>>>

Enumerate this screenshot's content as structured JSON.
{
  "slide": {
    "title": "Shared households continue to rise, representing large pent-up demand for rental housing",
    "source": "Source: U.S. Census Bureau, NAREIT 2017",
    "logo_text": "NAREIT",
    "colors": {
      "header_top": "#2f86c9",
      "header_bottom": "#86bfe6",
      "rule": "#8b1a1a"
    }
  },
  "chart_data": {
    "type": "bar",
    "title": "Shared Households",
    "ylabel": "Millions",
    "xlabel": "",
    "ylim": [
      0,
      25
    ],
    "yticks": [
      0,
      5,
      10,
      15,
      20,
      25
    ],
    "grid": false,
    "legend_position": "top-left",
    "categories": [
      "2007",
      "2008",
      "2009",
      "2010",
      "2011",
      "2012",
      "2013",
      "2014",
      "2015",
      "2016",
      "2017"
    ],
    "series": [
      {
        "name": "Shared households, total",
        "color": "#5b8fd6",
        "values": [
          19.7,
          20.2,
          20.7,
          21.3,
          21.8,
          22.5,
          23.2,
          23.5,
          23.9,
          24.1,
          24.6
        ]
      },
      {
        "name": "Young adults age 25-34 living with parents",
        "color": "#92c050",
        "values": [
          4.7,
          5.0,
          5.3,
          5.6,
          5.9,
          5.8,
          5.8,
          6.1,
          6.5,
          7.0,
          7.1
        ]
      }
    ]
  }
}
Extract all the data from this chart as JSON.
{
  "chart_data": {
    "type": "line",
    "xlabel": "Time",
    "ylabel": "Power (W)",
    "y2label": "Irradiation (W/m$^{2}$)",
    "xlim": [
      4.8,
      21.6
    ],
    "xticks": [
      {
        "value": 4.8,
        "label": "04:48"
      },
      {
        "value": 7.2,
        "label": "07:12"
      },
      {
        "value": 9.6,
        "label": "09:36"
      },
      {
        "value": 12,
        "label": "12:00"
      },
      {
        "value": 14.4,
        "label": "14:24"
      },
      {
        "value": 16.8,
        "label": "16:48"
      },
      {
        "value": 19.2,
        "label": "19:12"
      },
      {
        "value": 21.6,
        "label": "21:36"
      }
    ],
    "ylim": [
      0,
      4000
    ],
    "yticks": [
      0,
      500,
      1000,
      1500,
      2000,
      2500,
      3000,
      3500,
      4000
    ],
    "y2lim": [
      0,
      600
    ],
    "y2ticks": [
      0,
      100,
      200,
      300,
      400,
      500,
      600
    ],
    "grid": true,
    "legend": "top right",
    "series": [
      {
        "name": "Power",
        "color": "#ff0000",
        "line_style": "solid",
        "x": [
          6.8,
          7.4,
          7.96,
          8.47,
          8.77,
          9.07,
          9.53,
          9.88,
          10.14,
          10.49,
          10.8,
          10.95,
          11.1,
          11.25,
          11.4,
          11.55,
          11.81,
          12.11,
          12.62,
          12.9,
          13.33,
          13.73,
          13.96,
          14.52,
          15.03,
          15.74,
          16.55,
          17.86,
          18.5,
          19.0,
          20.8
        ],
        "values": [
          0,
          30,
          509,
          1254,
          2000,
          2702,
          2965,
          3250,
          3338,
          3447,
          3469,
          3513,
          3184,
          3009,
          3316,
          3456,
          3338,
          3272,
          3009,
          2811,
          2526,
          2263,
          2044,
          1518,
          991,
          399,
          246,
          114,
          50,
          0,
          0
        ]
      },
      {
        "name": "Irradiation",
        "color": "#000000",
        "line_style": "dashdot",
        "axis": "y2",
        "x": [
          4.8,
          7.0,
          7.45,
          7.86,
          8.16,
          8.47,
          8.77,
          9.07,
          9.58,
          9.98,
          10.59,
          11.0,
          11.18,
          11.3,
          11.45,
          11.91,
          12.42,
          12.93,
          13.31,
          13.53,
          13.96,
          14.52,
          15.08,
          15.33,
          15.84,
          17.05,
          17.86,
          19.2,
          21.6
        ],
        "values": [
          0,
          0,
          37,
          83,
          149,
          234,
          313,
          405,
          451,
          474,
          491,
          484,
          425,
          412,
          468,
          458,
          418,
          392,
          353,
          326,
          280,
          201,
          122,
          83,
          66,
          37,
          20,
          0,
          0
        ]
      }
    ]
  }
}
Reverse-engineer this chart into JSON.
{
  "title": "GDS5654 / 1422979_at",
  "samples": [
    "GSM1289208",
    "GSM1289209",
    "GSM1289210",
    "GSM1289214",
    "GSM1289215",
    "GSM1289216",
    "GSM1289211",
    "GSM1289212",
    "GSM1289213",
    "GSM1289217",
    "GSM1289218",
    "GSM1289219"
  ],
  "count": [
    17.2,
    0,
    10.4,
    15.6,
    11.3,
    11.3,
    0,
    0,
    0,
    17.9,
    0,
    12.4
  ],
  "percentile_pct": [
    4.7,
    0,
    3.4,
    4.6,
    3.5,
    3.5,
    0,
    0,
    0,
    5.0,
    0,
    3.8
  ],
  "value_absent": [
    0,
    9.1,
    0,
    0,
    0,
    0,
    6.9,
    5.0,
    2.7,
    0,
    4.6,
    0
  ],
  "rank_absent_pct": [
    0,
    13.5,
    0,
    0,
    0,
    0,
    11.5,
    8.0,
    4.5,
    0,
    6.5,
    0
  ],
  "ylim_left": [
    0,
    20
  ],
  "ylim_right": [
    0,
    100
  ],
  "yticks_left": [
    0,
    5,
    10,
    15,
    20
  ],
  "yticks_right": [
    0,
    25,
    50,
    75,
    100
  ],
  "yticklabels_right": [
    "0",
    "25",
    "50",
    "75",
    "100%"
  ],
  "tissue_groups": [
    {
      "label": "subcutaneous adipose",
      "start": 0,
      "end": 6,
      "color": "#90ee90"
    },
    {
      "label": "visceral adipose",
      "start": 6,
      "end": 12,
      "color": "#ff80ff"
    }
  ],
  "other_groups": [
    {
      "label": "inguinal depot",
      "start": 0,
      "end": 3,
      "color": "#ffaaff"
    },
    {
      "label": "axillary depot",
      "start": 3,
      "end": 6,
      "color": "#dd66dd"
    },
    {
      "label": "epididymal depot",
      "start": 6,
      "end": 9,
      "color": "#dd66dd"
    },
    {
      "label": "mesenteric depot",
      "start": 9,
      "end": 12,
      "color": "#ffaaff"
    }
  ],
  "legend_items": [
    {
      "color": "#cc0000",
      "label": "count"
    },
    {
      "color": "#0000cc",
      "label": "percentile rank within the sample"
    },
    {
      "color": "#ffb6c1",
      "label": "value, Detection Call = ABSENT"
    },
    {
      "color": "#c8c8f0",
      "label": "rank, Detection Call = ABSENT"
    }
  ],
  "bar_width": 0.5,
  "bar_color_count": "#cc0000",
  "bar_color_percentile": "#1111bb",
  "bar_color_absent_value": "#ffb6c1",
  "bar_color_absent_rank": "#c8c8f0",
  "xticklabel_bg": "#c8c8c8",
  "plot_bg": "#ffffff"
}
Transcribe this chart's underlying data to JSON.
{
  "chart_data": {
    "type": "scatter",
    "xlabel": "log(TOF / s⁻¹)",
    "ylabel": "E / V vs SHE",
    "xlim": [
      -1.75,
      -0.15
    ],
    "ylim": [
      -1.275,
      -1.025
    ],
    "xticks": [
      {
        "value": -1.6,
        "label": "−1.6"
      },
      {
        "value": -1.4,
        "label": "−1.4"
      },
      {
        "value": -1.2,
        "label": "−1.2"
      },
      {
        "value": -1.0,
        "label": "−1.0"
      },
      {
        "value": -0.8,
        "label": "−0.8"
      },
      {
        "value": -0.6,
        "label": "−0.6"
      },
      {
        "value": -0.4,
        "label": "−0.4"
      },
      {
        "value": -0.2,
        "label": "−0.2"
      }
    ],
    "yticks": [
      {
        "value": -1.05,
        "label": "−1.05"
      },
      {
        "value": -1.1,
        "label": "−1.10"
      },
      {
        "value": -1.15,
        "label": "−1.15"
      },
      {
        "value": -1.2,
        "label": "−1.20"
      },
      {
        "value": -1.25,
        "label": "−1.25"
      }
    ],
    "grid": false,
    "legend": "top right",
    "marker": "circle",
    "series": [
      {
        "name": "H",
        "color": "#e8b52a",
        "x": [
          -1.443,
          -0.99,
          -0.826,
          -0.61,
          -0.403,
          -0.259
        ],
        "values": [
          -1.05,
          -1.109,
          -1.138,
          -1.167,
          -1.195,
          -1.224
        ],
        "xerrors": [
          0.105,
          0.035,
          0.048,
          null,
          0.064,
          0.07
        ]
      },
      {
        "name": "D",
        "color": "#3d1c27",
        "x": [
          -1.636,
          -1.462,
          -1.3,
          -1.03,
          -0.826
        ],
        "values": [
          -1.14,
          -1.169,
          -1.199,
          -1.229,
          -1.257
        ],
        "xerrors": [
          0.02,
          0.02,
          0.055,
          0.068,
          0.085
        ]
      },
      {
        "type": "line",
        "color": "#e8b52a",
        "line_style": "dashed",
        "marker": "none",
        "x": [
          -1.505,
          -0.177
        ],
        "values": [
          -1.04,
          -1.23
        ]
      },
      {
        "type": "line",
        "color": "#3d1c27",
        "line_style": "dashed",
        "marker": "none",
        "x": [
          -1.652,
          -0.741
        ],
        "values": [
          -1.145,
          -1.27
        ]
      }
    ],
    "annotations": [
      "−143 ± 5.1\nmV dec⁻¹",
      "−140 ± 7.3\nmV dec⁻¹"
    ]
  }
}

<<<

● **DIRECTIONS FOR THIS TASK**:
Compute the number of lines above that contain the string "Irradiation". Reply with that value only.

● **REPLY TO THE TASK**:
2